Task to carry out: Among the lines below, how many have the word "contra"? The reply is that number alone.

[Dataset records of page text]
⁂
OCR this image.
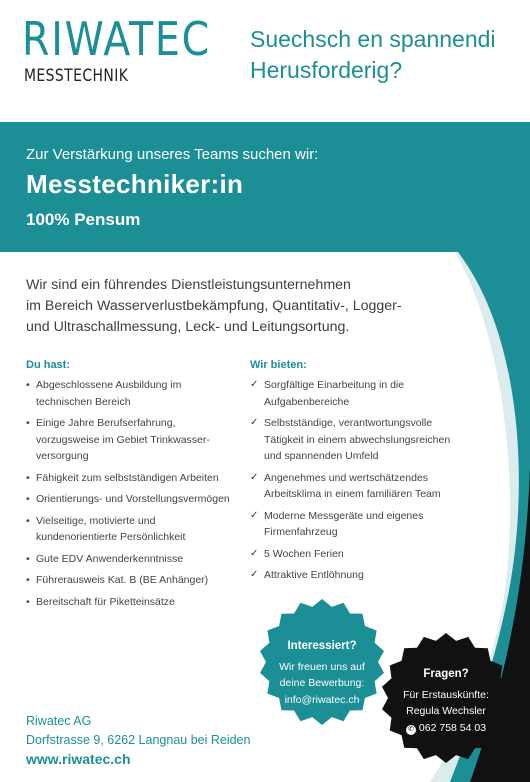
RIWATEC
MESSTECHNIK
Suechsch en spannendi
Herusforderig?
Zur Verstärkung unseres Teams suchen wir:
Messtechniker:in
100% Pensum
Wir sind ein führendes Dienstleistungsunternehmen
im Bereich Wasserverlustbekämpfung, Quantitativ-, Logger-
und Ultraschallmessung, Leck- und Leitungsortung.
Du hast:
• Abgeschlossene Ausbildung im technischen Bereich
• Einige Jahre Berufserfahrung, vorzugsweise im Gebiet Trinkwasser-versorgung
• Fähigkeit zum selbstständigen Arbeiten
• Orientierungs- und Vorstellungsvermögen
• Vielseitige, motivierte und kundenorientierte Persönlichkeit
• Gute EDV Anwenderkenntnisse
• Führerausweis Kat. B (BE Anhänger)
• Bereitschaft für Piketteinsätze
Wir bieten:
✓ Sorgfältige Einarbeitung in die Aufgabenbereiche
✓ Selbstständige, verantwortungsvolle Tätigkeit in einem abwechslungsreichen und spannenden Umfeld
✓ Angenehmes und wertschätzendes Arbeitsklima in einem familiären Team
✓ Moderne Messgeräte und eigenes Firmenfahrzeug
✓ 5 Wochen Ferien
✓ Attraktive Entlöhnung
Interessiert?
Wir freuen uns auf
deine Bewerbung:
info@riwatec.ch
Fragen?
Für Erstauskünfte:
Regula Wechsler
✆ 062 758 54 03
Riwatec AG
Dorfstrasse 9, 6262 Langnau bei Reiden
www.riwatec.ch
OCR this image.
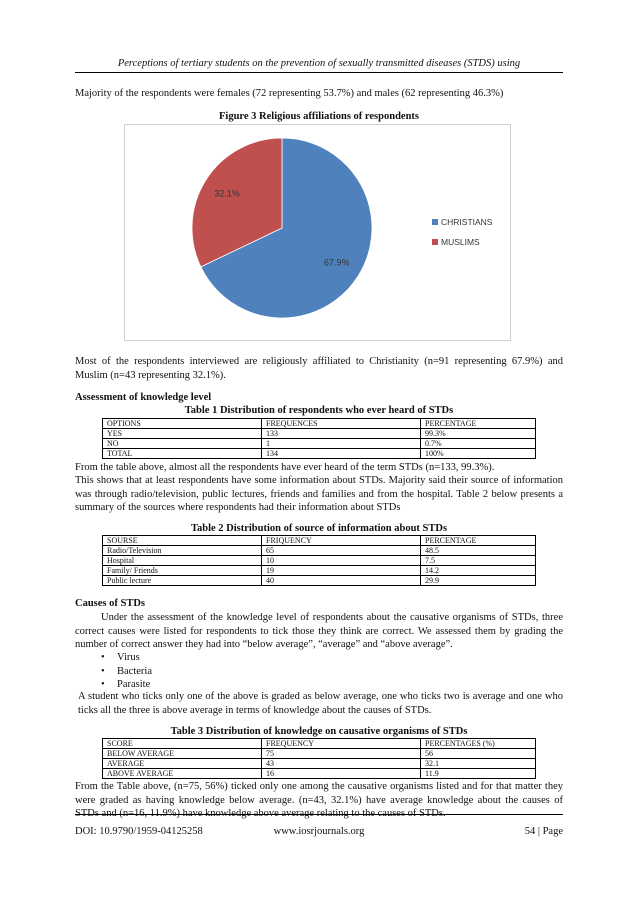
Perceptions of tertiary students on the prevention of sexually transmitted diseases (STDS) using

Majority of the respondents were females (72 representing 53.7%) and males (62 representing 46.3%)

Figure 3 Religious affiliations of respondents
67.9%
32.1%
CHRISTIANS
MUSLIMS

Most of the respondents interviewed are religiously affiliated to Christianity (n=91 representing 67.9%) and Muslim (n=43 representing 32.1%).

Assessment of knowledge level
Table 1 Distribution of respondents who ever heard of STDs
OPTIONS	FREQUENCES	PERCENTAGE
YES	133	99.3%
NO	1	0.7%
TOTAL	134	100%

From the table above, almost all the respondents have ever heard of the term STDs (n=133, 99.3%).

This shows that at least respondents have some information about STDs. Majority said their source of information was through radio/television, public lectures, friends and families and from the hospital. Table 2 below presents a summary of the sources where respondents had their information about STDs

Table 2 Distribution of source of information about STDs
SOURSE	FRIQUENCY	PERCENTAGE
Radio/Television	65	48.5
Hospital	10	7.5
Family/ Friends	19	14.2
Public lecture	40	29.9
Causes of STDs

Under the assessment of the knowledge level of respondents about the causative organisms of STDs, three correct causes were listed for respondents to tick those they think are correct. We assessed them by grading the number of correct answer they had into “below average”, “average” and “above average”.

• Virus
• Bacteria
• Parasite

A student who ticks only one of the above is graded as below average, one who ticks two is average and one who ticks all the three is above average in terms of knowledge about the causes of STDs.

Table 3 Distribution of knowledge on causative organisms of STDs
SCORE	FREQUENCY	PERCENTAGES (%)
BELOW AVERAGE	75	56
AVERAGE	43	32.1
ABOVE AVERAGE	16	11.9

From the Table above, (n=75, 56%) ticked only one among the causative organisms listed and for that matter they were graded as having knowledge below average. (n=43, 32.1%) have average knowledge about the causes of STDs and (n=16, 11.9%) have knowledge above average relating to the causes of STDs.

DOI: 10.9790/1959-04125258	www.iosrjournals.org	54 | Page
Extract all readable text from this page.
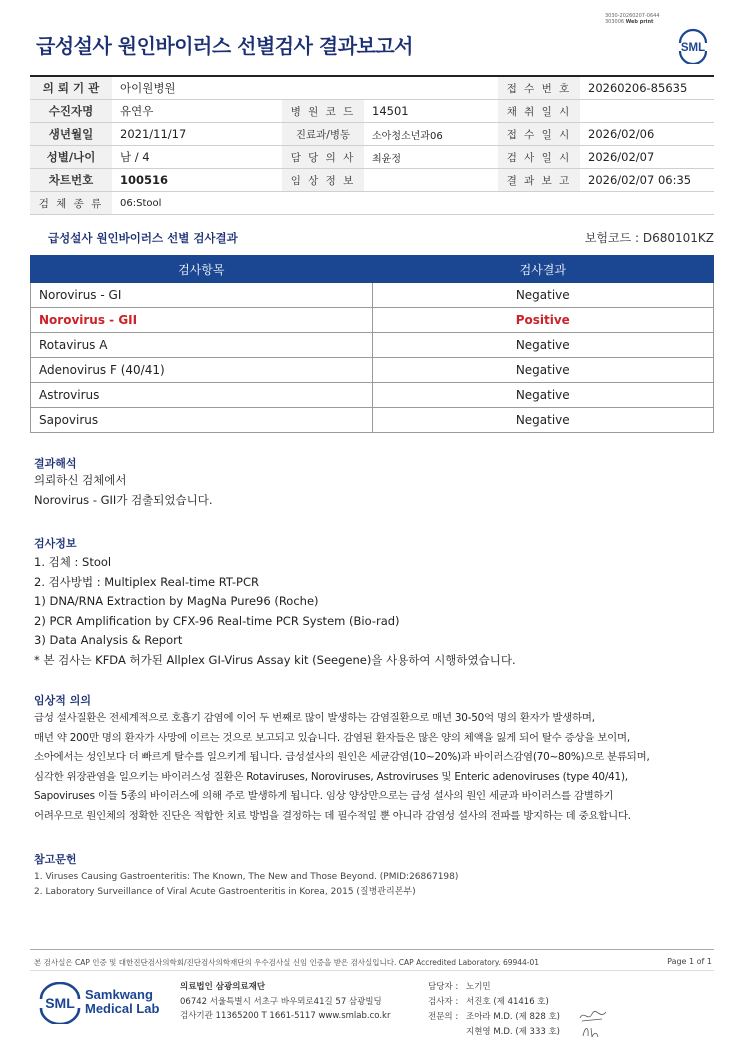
3030-20260207-0644
303006 Web print
급성설사 원인바이러스 선별검사 결과보고서	SML
의 뢰 기 관	아이원병원			접 수 번 호	20260206-85635
수진자명	유연우	병 원 코 드	14501	채 취 일 시	
생년월일	2021/11/17	진료과/병동	소아청소년과06	접 수 일 시	2026/02/06
성별/나이	남 / 4	담 당 의 사	최윤정	검 사 일 시	2026/02/07
차트번호	100516	임 상 정 보		결 과 보 고	2026/02/07 06:35
검 체 종 류	06:Stool				
급성설사 원인바이러스 선별 검사결과	보험코드 : D680101KZ
검사항목	검사결과
Norovirus - GI	Negative
Norovirus - GII	Positive
Rotavirus A	Negative
Adenovirus F (40/41)	Negative
Astrovirus	Negative
Sapovirus	Negative
결과해석
의뢰하신 검체에서
Norovirus - GII가 검출되었습니다.
검사정보
1. 검체 : Stool
2. 검사방법 : Multiplex Real-time RT-PCR
1) DNA/RNA Extraction by MagNa Pure96 (Roche)
2) PCR Amplification by CFX-96 Real-time PCR System (Bio-rad)
3) Data Analysis & Report
* 본 검사는 KFDA 허가된 Allplex GI-Virus Assay kit (Seegene)을 사용하여 시행하였습니다.
임상적 의의
급성 설사질환은 전세계적으로 호흡기 감염에 이어 두 번째로 많이 발생하는 감염질환으로 매년 30-50억 명의 환자가 발생하며,
매년 약 200만 명의 환자가 사망에 이르는 것으로 보고되고 있습니다. 감염된 환자들은 많은 양의 체액을 잃게 되어 탈수 증상을 보이며,
소아에서는 성인보다 더 빠르게 탈수를 일으키게 됩니다. 급성설사의 원인은 세균감염(10~20%)과 바이러스감염(70~80%)으로 분류되며,
심각한 위장관염을 일으키는 바이러스성 질환은 Rotaviruses, Noroviruses, Astroviruses 및 Enteric adenoviruses (type 40/41),
Sapoviruses 이들 5종의 바이러스에 의해 주로 발생하게 됩니다. 임상 양상만으로는 급성 설사의 원인 세균과 바이러스를 감별하기
어려우므로 원인체의 정확한 진단은 적합한 치료 방법을 결정하는 데 필수적일 뿐 아니라 감염성 설사의 전파를 방지하는 데 중요합니다.
참고문헌
1. Viruses Causing Gastroenteritis: The Known, The New and Those Beyond. (PMID:26867198)
2. Laboratory Surveillance of Viral Acute Gastroenteritis in Korea, 2015 (질병관리본부)
본 검사실은 CAP 인증 및 대한진단검사의학회/진단검사의학재단의 우수검사실 신임 인증을 받은 검사실입니다. CAP Accredited Laboratory. 69944-01	Page 1 of 1
SML
Samkwang
Medical Lab
의료법인 삼광의료재단
06742 서울특별시 서초구 바우뫼로41길 57 삼광빌딩
검사기관 11365200 T 1661-5117 www.smlab.co.kr
담당자 : 노기민
검사자 : 서진호 (제 41416 호)
전문의 : 조아라 M.D. (제 828 호)
지현영 M.D. (제 333 호)
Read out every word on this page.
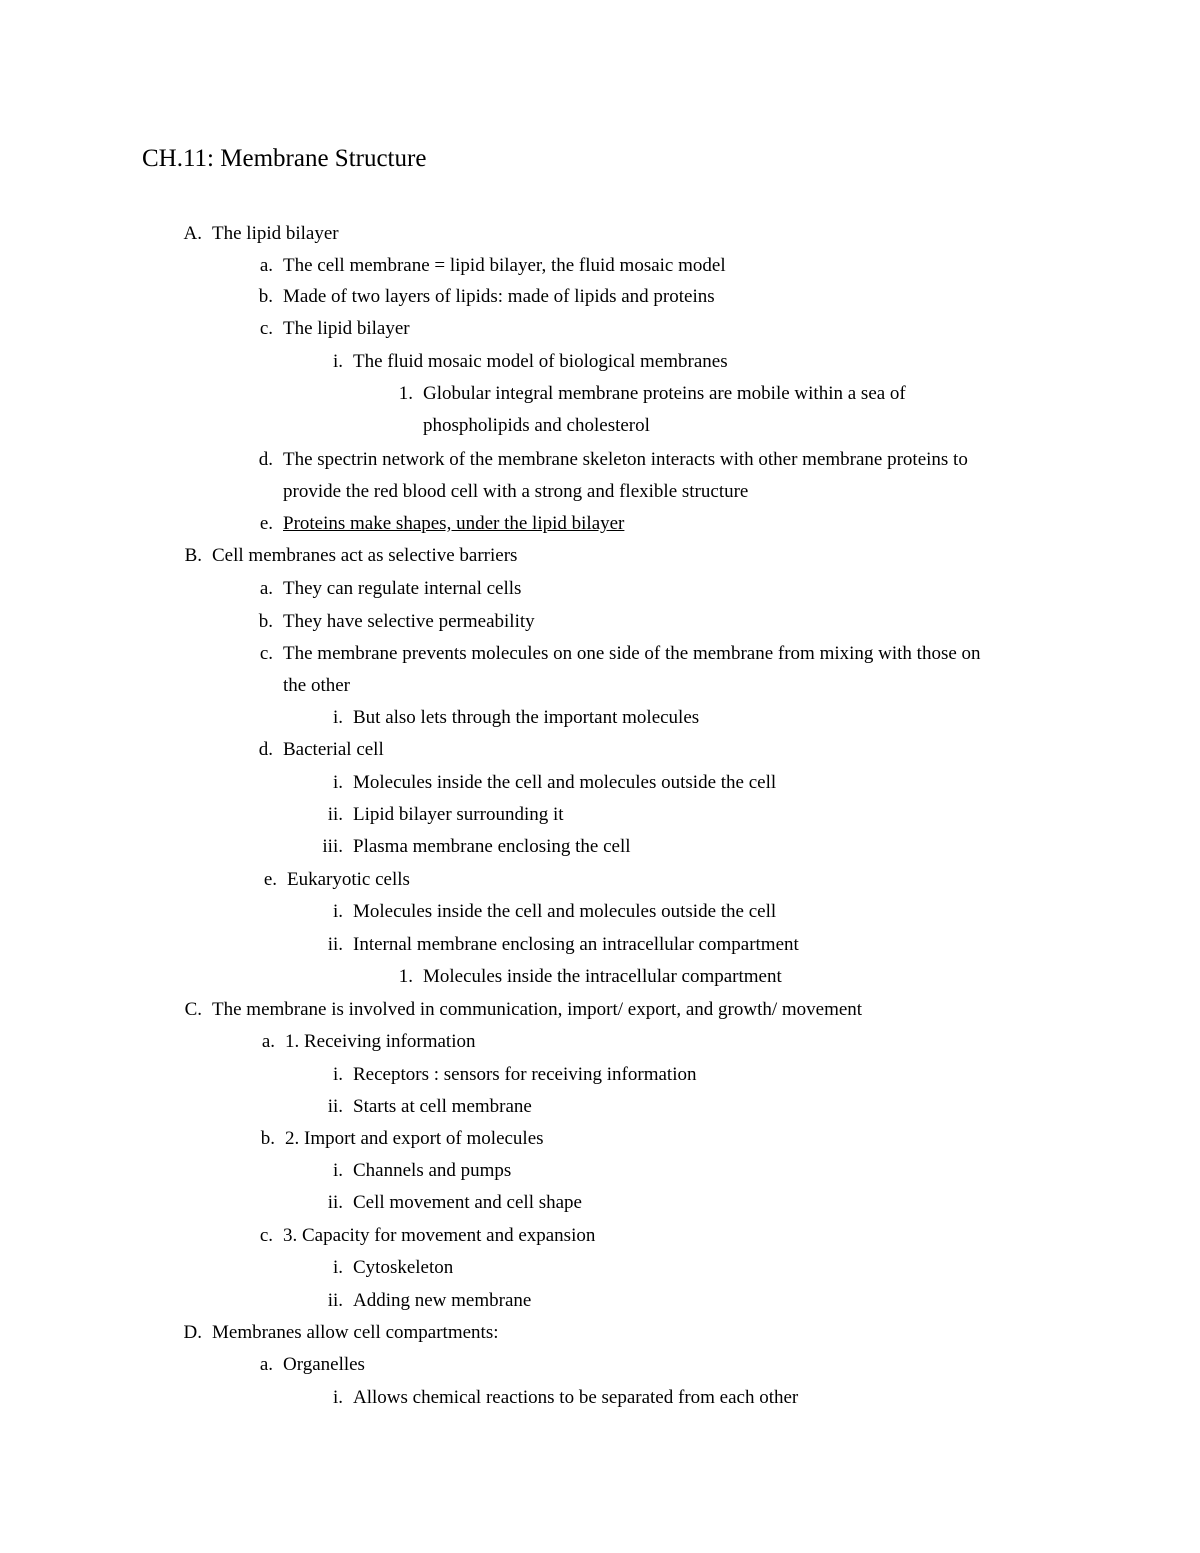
CH.11: Membrane Structure
A. The lipid bilayer
a. The cell membrane = lipid bilayer, the fluid mosaic model
b. Made of two layers of lipids: made of lipids and proteins
c. The lipid bilayer
i. The fluid mosaic model of biological membranes
1. Globular integral membrane proteins are mobile within a sea of
phospholipids and cholesterol
d. The spectrin network of the membrane skeleton interacts with other membrane proteins to
provide the red blood cell with a strong and flexible structure
e. Proteins make shapes, under the lipid bilayer
B. Cell membranes act as selective barriers
a. They can regulate internal cells
b. They have selective permeability
c. The membrane prevents molecules on one side of the membrane from mixing with those on
the other
i. But also lets through the important molecules
d. Bacterial cell
i. Molecules inside the cell and molecules outside the cell
ii. Lipid bilayer surrounding it
iii. Plasma membrane enclosing the cell
e. Eukaryotic cells
i. Molecules inside the cell and molecules outside the cell
ii. Internal membrane enclosing an intracellular compartment
1. Molecules inside the intracellular compartment
C. The membrane is involved in communication, import/ export, and growth/ movement
a. 1. Receiving information
i. Receptors : sensors for receiving information
ii. Starts at cell membrane
b. 2. Import and export of molecules
i. Channels and pumps
ii. Cell movement and cell shape
c. 3. Capacity for movement and expansion
i. Cytoskeleton
ii. Adding new membrane
D. Membranes allow cell compartments:
a. Organelles
i. Allows chemical reactions to be separated from each other
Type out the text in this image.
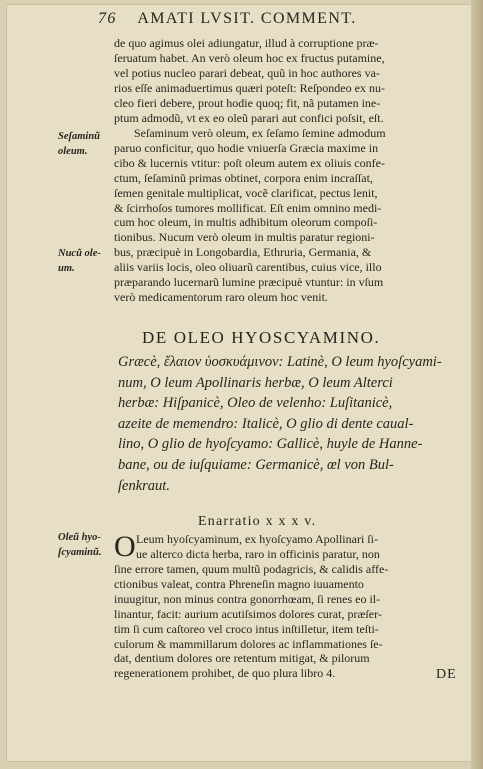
76 AMATI LVSIT. COMMENT.
de quo agimus olei adiungatur, illud à corruptione præ-
ſeruatum habet. An verò oleum hoc ex fructus putamine,
vel potius nucleo parari debeat, quũ in hoc authores va-
rios eſſe animaduertimus quæri poteſt: Reſpondeo ex nu-
cleo fieri debere, prout hodie quoq; fit, nã putamen ine-
ptum admodũ, vt ex eo oleũ parari aut confici poſsit, eſt.
Seſaminum verò oleum, ex ſeſamo ſemine admodum
paruo conficitur, quo hodie vniuerſa Græcia maxime in
cibo & lucernis vtitur: poſt oleum autem ex oliuis confe-
ctum, ſeſaminũ primas obtinet, corpora enim incraſſat,
ſemen genitale multiplicat, vocẽ clarificat, pectus lenit,
& ſcirrhoſos tumores mollificat. Eſt enim omnino medi-
cum hoc oleum, in multis adhibitum oleorum compoſi-
tionibus. Nucum verò oleum in multis paratur regioni-
bus, præcipuè in Longobardia, Ethruria, Germania, &
aliis variis locis, oleo oliuarũ carentibus, cuius vice, illo
præparando lucernarũ lumine præcipuè vtuntur: in vſum
verò medicamentorum raro oleum hoc venit.
Seſaminũ
oleum.
Nucũ ole-
um.
Oleũ hyo-
ſcyaminũ.
DE OLEO HYOSCYAMINO.
Græcè, ἔλαιον ὑοσκυάμινον: Latinè, O leum hyoſcyami-
num, O leum Apollinaris herbæ, O leum Alterci
herbæ: Hiſpanicè, Oleo de velenho: Luſitanicè,
azeite de memendro: Italicè, O glio di dente caual-
lino, O glio de hyoſcyamo: Gallicè, huyle de Hanne-
bane, ou de iuſquiame: Germanicè, œl von Bul-
ſenkraut.
Enarratio x x x v.
O Leum hyoſcyaminum, ex hyoſcyamo Apollinari ſi-
ue alterco dicta herba, raro in officinis paratur, non
ſine errore tamen, quum multũ podagricis, & calidis affe-
ctionibus valeat, contra Phreneſin magno iuuamento
inuugitur, non minus contra gonorrhœam, ſi renes eo il-
linantur, facit: aurium acutiſsimos dolores curat, præſer-
tim ſi cum caſtoreo vel croco intus inſtilletur, item teſti-
culorum & mammillarum dolores ac inflammationes ſe-
dat, dentium dolores ore retentum mitigat, & pilorum
regenerationem prohibet, de quo plura libro 4.	DE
⁂
Solution to this task: 2